= Pseudo-Plutarch =

Conventional name given to unknown ancient authors

Pseudo-Plutarch is the conventional name given to the actual, but unknown, authors of a number of pseudepigrapha attributed to Plutarch but now known not to have been written by him. Some of these works were included in editions of Plutarch's Moralia.

==Works==
Among the works included in some editions of Plutarch's Moralia are:
- the Lives of the Ten Orators (Βίοι τῶν δέκα ῥητόρων; Latin: Vitae decem oratorum), biographies of the Ten Orators of ancient Athens, based on Caecilius of Calacte, possibly deriving from a common source with the Lives of Photius
- The Doctrines of the Philosophers (Περὶ τῶν ἀρεσκόντων φιλοσόφοις φυσικῶν δογμάτων; Latin: Placita Philosophorum)
- De Musica (On Music)
- Whether Fire or Water is More Useful
- Greek and Roman Parallel Stories (Διηγήσεις Παράλληλοι Ἑλληνικαὶ καὶ Ῥωμαϊκαί), also known as the Parallela Minora (Minor Parallels)
- Pro Nobilitate (Noble Lineage)
- De fluviis (On Rivers / About the Names of Rivers and Mountains; Greek: Περὶ ποταμῶν καὶ ὀρῶν ἐπωνυμίας)
- De Homero (On Homer)
- De Unius in Re Publica Dominatione (On the Rule of One in the Republic)

**TASK MATERIAL:**
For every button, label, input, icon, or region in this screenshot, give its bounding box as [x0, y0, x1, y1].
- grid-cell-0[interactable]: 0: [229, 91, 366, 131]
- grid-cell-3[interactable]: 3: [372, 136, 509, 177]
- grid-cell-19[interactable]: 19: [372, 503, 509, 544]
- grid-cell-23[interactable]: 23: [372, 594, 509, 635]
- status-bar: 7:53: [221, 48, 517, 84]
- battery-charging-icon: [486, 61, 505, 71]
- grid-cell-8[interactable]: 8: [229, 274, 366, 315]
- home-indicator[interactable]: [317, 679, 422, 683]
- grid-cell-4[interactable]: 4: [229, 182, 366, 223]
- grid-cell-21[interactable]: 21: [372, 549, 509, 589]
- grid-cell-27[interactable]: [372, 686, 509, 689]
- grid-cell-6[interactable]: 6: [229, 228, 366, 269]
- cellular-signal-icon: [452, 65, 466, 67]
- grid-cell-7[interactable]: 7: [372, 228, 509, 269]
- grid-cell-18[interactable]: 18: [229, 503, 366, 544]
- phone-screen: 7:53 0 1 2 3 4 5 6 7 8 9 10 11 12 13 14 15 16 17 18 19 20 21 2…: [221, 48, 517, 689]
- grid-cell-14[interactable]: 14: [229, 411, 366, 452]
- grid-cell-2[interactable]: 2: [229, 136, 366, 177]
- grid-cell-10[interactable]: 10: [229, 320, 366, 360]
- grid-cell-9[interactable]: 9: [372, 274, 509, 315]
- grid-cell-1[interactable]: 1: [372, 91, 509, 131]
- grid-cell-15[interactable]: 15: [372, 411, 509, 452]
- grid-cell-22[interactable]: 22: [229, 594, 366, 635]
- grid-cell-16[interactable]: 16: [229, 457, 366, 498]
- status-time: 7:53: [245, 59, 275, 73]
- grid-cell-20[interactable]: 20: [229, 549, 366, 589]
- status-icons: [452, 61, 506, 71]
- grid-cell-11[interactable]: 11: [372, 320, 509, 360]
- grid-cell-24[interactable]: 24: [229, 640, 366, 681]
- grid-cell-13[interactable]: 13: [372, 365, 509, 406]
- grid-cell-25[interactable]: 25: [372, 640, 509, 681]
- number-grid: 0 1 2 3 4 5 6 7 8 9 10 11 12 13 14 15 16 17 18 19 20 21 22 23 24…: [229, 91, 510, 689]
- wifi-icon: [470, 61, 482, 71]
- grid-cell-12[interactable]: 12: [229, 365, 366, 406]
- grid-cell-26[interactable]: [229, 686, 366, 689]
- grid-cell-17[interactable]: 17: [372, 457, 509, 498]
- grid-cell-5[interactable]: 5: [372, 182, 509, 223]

**DIRECTIVES:**
1. From the Pseudo-Plutarch article, print the passage that begins at the words "Pseudo-Plutarch is the" and ends after the words "Nobilitate (Noble Lineage)".
2. Output the entries verbatim, starting at the very first line and stopping after the line that contains "- grid-cell-4[interactable]: 4: [229, 182, 366, 223]".

**RESPONSES IN ORDER:**
1.
Pseudo-Plutarch is the conventional name given to the actual, but unknown, authors of a number of pseudepigrapha attributed to Plutarch but now known not to have been written by him. Some of these works were included in editions of Plutarch's Moralia.

==Works==
Among the works included in some editions of Plutarch's Moralia are:
- the Lives of the Ten Orators (Βίοι τῶν δέκα ῥητόρων; Latin: Vitae decem oratorum), biographies of the Ten Orators of ancient Athens, based on Caecilius of Calacte, possibly deriving from a common source with the Lives of Photius
- The Doctrines of the Philosophers (Περὶ τῶν ἀρεσκόντων φιλοσόφοις φυσικῶν δογμάτων; Latin: Placita Philosophorum)
- De Musica (On Music)
- Whether Fire or Water is More Useful
- Greek and Roman Parallel Stories (Διηγήσεις Παράλληλοι Ἑλληνικαὶ καὶ Ῥωμαϊκαί), also known as the Parallela Minora (Minor Parallels)
- Pro Nobilitate (Noble Lineage)

2.
For every button, label, input, icon, or region in this screenshot, give its bounding box as [x0, y0, x1, y1].
- grid-cell-0[interactable]: 0: [229, 91, 366, 131]
- grid-cell-3[interactable]: 3: [372, 136, 509, 177]
- grid-cell-19[interactable]: 19: [372, 503, 509, 544]
- grid-cell-23[interactable]: 23: [372, 594, 509, 635]
- status-bar: 7:53: [221, 48, 517, 84]
- battery-charging-icon: [486, 61, 505, 71]
- grid-cell-8[interactable]: 8: [229, 274, 366, 315]
- home-indicator[interactable]: [317, 679, 422, 683]
- grid-cell-4[interactable]: 4: [229, 182, 366, 223]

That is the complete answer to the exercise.